YOUR OBJECTIVE »
Extract the lines that hold the string "text".

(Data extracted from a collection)
==*==

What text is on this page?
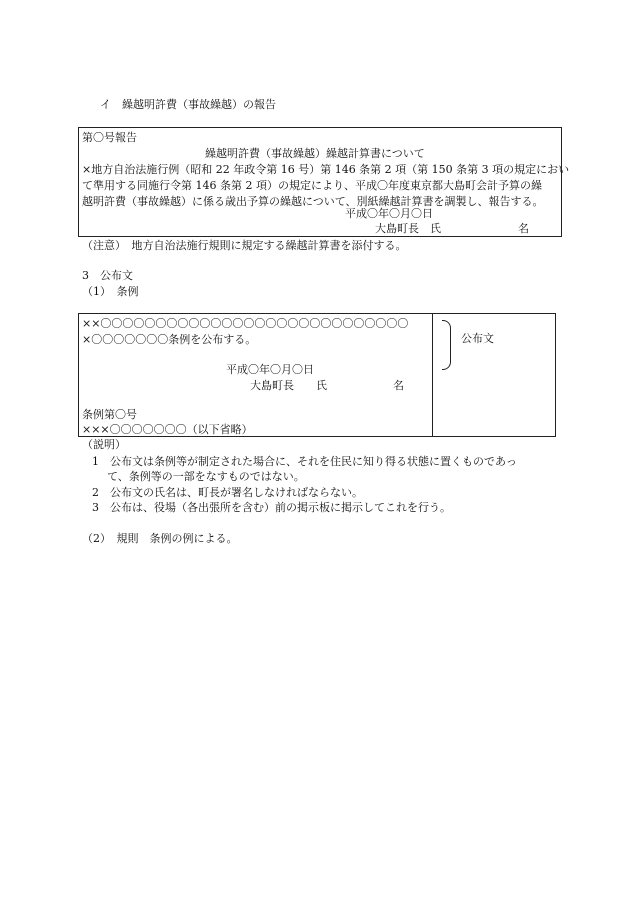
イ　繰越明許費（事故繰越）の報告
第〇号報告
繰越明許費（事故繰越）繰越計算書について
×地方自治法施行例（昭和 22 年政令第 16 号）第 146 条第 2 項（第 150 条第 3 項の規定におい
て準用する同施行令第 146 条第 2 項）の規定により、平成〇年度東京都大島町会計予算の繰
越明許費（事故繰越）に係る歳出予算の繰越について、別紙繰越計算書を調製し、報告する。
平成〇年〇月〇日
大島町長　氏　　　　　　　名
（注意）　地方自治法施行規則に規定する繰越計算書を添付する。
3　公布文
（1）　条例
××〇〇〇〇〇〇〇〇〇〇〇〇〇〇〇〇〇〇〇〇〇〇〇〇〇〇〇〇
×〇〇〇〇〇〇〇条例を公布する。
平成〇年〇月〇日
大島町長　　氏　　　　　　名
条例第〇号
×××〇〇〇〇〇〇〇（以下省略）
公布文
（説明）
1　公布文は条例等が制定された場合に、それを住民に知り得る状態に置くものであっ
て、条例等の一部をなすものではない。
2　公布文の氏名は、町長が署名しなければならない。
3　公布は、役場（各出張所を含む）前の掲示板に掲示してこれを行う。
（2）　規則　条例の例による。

==*==

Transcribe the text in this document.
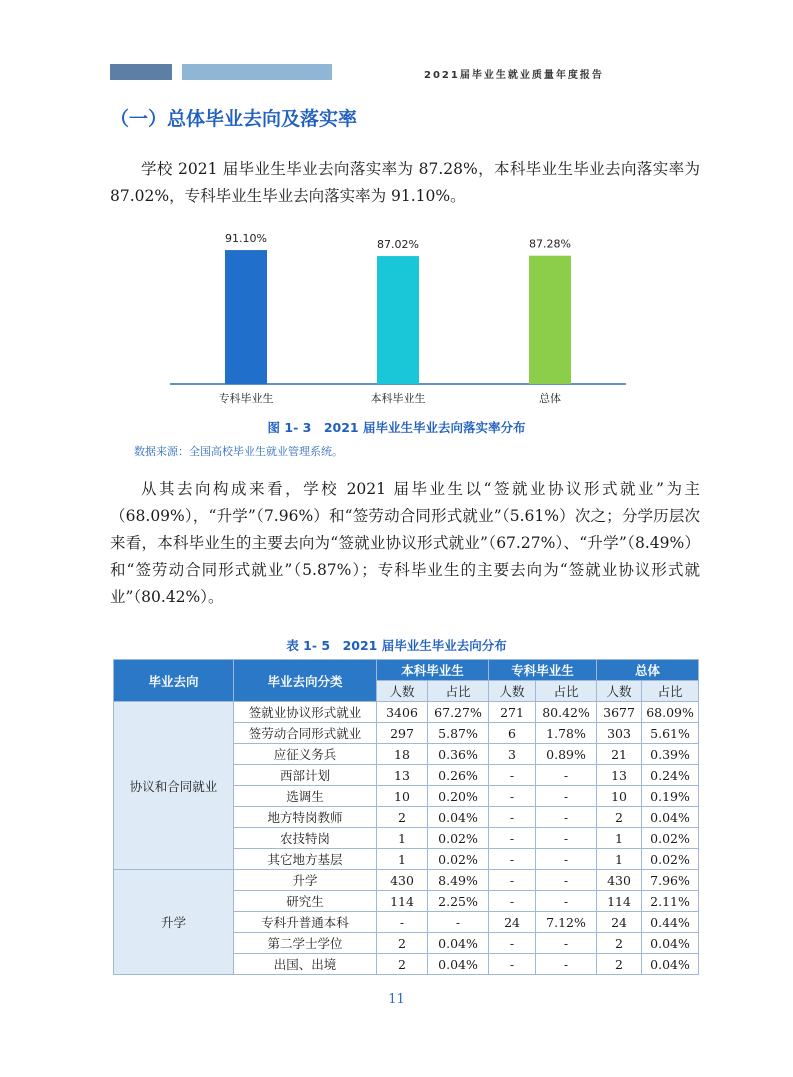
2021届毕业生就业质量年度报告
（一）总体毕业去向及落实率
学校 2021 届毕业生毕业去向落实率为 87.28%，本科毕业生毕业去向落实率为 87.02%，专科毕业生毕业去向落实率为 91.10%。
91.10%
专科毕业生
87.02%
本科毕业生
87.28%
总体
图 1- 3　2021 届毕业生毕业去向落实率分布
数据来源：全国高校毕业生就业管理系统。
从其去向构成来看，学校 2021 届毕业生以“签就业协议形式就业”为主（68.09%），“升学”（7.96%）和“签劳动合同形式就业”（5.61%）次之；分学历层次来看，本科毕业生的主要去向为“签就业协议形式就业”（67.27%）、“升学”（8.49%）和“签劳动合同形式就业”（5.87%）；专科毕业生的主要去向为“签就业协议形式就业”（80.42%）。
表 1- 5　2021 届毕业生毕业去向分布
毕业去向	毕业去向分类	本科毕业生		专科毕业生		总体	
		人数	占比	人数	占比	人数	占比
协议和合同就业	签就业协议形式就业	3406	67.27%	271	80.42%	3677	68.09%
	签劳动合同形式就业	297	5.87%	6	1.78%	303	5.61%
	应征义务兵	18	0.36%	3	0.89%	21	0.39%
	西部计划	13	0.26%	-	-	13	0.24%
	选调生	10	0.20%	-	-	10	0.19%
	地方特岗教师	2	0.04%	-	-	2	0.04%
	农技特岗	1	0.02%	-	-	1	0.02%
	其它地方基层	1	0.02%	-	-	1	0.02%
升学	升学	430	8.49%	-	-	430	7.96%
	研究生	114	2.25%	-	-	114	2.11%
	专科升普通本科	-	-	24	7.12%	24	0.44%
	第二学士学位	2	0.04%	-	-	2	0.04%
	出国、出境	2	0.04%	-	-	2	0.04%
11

==*==

FINAL RESULT »
What text is on this page?
Transcribe the text in this document.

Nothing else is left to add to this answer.